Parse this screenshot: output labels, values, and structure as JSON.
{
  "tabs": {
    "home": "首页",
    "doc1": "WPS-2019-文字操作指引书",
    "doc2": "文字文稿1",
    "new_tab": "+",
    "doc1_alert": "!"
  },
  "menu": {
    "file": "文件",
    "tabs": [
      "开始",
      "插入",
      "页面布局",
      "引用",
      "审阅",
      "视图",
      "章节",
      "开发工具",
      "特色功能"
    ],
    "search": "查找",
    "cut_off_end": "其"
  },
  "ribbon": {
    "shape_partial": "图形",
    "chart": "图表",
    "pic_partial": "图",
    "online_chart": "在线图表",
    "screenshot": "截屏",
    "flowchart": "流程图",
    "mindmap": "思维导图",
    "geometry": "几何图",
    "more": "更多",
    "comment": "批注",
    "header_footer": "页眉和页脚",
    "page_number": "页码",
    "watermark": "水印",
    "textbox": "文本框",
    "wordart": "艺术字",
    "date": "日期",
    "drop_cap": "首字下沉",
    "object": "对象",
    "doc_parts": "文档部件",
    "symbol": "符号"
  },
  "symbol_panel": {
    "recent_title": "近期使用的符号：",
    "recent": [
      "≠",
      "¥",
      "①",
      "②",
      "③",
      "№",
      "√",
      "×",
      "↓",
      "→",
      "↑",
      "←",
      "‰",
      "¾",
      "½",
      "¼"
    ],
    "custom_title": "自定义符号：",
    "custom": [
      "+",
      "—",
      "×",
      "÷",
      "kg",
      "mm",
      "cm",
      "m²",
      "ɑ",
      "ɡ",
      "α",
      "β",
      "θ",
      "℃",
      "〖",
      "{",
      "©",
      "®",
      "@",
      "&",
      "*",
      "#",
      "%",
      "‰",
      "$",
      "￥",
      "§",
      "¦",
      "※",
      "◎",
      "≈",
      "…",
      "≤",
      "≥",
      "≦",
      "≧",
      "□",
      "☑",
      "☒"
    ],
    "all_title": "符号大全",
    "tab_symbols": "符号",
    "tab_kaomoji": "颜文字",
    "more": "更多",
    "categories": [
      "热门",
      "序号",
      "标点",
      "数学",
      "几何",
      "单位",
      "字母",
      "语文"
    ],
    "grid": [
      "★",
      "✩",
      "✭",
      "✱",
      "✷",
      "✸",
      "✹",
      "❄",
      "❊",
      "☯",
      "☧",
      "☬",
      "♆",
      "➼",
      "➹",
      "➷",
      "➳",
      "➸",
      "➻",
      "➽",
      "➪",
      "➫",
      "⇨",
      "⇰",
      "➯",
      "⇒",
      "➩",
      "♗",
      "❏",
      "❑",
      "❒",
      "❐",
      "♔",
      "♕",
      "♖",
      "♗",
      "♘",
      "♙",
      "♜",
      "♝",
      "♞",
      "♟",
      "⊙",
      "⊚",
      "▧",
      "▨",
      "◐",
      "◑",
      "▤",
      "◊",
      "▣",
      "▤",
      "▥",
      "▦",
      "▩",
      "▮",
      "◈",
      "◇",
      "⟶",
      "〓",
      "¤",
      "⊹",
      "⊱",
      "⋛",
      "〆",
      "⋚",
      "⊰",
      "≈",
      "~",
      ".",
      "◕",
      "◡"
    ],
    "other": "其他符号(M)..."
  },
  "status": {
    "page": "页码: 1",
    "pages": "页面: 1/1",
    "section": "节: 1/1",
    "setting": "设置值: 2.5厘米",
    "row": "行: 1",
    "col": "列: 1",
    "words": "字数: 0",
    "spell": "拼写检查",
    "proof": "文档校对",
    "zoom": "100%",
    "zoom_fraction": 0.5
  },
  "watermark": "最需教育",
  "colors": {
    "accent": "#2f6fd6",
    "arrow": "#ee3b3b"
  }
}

YOUR INSTRUCTIONS: Print every line of the records exactly. Omit nothing.

THE OUTPUT:
Parse this screenshot: output labels, values, and structure as JSON.
{
  "tabs": {
    "home": "首页",
    "doc1": "WPS-2019-文字操作指引书",
    "doc2": "文字文稿1",
    "new_tab": "+",
    "doc1_alert": "!"
  },
  "menu": {
    "file": "文件",
    "tabs": [
      "开始",
      "插入",
      "页面布局",
      "引用",
      "审阅",
      "视图",
      "章节",
      "开发工具",
      "特色功能"
    ],
    "search": "查找",
    "cut_off_end": "其"
  },
  "ribbon": {
    "shape_partial": "图形",
    "chart": "图表",
    "pic_partial": "图",
    "online_chart": "在线图表",
    "screenshot": "截屏",
    "flowchart": "流程图",
    "mindmap": "思维导图",
    "geometry": "几何图",
    "more": "更多",
    "comment": "批注",
    "header_footer": "页眉和页脚",
    "page_number": "页码",
    "watermark": "水印",
    "textbox": "文本框",
    "wordart": "艺术字",
    "date": "日期",
    "drop_cap": "首字下沉",
    "object": "对象",
    "doc_parts": "文档部件",
    "symbol": "符号"
  },
  "symbol_panel": {
    "recent_title": "近期使用的符号：",
    "recent": [
      "≠",
      "¥",
      "①",
      "②",
      "③",
      "№",
      "√",
      "×",
      "↓",
      "→",
      "↑",
      "←",
      "‰",
      "¾",
      "½",
      "¼"
    ],
    "custom_title": "自定义符号：",
    "custom": [
      "+",
      "—",
      "×",
      "÷",
      "kg",
      "mm",
      "cm",
      "m²",
      "ɑ",
      "ɡ",
      "α",
      "β",
      "θ",
      "℃",
      "〖",
      "{",
      "©",
      "®",
      "@",
      "&",
      "*",
      "#",
      "%",
      "‰",
      "$",
      "￥",
      "§",
      "¦",
      "※",
      "◎",
      "≈",
      "…",
      "≤",
      "≥",
      "≦",
      "≧",
      "□",
      "☑",
      "☒"
    ],
    "all_title": "符号大全",
    "tab_symbols": "符号",
    "tab_kaomoji": "颜文字",
    "more": "更多",
    "categories": [
      "热门",
      "序号",
      "标点",
      "数学",
      "几何",
      "单位",
      "字母",
      "语文"
    ],
    "grid": [
      "★",
      "✩",
      "✭",
      "✱",
      "✷",
      "✸",
      "✹",
      "❄",
      "❊",
      "☯",
      "☧",
      "☬",
      "♆",
      "➼",
      "➹",
      "➷",
      "➳",
      "➸",
      "➻",
      "➽",
      "➪",
      "➫",
      "⇨",
      "⇰",
      "➯",
      "⇒",
      "➩",
      "♗",
      "❏",
      "❑",
      "❒",
      "❐",
      "♔",
      "♕",
      "♖",
      "♗",
      "♘",
      "♙",
      "♜",
      "♝",
      "♞",
      "♟",
      "⊙",
      "⊚",
      "▧",
      "▨",
      "◐",
      "◑",
      "▤",
      "◊",
      "▣",
      "▤",
      "▥",
      "▦",
      "▩",
      "▮",
      "◈",
      "◇",
      "⟶",
      "〓",
      "¤",
      "⊹",
      "⊱",
      "⋛",
      "〆",
      "⋚",
      "⊰",
      "≈",
      "~",
      ".",
      "◕",
      "◡"
    ],
    "other": "其他符号(M)..."
  },
  "status": {
    "page": "页码: 1",
    "pages": "页面: 1/1",
    "section": "节: 1/1",
    "setting": "设置值: 2.5厘米",
    "row": "行: 1",
    "col": "列: 1",
    "words": "字数: 0",
    "spell": "拼写检查",
    "proof": "文档校对",
    "zoom": "100%",
    "zoom_fraction": 0.5
  },
  "watermark": "最需教育",
  "colors": {
    "accent": "#2f6fd6",
    "arrow": "#ee3b3b"
  }
}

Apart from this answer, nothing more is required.